# Listing start

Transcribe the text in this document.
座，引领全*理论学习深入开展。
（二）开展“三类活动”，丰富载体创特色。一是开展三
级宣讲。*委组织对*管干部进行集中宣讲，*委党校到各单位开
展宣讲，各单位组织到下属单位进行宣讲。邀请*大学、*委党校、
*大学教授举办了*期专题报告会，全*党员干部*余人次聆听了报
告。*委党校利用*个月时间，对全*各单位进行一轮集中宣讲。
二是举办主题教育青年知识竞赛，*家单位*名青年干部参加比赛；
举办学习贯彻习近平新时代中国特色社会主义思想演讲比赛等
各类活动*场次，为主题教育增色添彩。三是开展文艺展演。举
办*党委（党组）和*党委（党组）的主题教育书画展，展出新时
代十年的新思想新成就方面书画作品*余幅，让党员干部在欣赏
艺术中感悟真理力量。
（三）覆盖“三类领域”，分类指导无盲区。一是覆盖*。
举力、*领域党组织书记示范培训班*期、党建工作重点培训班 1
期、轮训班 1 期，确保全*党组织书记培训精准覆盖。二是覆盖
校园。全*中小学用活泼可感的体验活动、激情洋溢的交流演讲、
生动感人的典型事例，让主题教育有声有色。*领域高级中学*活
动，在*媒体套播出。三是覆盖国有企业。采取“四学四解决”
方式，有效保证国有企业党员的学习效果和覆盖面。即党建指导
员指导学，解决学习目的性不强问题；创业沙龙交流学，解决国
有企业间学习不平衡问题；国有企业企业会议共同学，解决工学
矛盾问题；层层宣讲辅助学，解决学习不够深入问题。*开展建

# Listing end

** Exercise objective **
Extract the data in full. Keep it word for word.

** Result of this task **
Transcribe the text in this document.
座，引领全*理论学习深入开展。
（二）开展“三类活动”，丰富载体创特色。一是开展三
级宣讲。*委组织对*管干部进行集中宣讲，*委党校到各单位开
展宣讲，各单位组织到下属单位进行宣讲。邀请*大学、*委党校、
*大学教授举办了*期专题报告会，全*党员干部*余人次聆听了报
告。*委党校利用*个月时间，对全*各单位进行一轮集中宣讲。
二是举办主题教育青年知识竞赛，*家单位*名青年干部参加比赛；
举办学习贯彻习近平新时代中国特色社会主义思想演讲比赛等
各类活动*场次，为主题教育增色添彩。三是开展文艺展演。举
办*党委（党组）和*党委（党组）的主题教育书画展，展出新时
代十年的新思想新成就方面书画作品*余幅，让党员干部在欣赏
艺术中感悟真理力量。
（三）覆盖“三类领域”，分类指导无盲区。一是覆盖*。
举力、*领域党组织书记示范培训班*期、党建工作重点培训班 1
期、轮训班 1 期，确保全*党组织书记培训精准覆盖。二是覆盖
校园。全*中小学用活泼可感的体验活动、激情洋溢的交流演讲、
生动感人的典型事例，让主题教育有声有色。*领域高级中学*活
动，在*媒体套播出。三是覆盖国有企业。采取“四学四解决”
方式，有效保证国有企业党员的学习效果和覆盖面。即党建指导
员指导学，解决学习目的性不强问题；创业沙龙交流学，解决国
有企业间学习不平衡问题；国有企业企业会议共同学，解决工学
矛盾问题；层层宣讲辅助学，解决学习不够深入问题。*开展建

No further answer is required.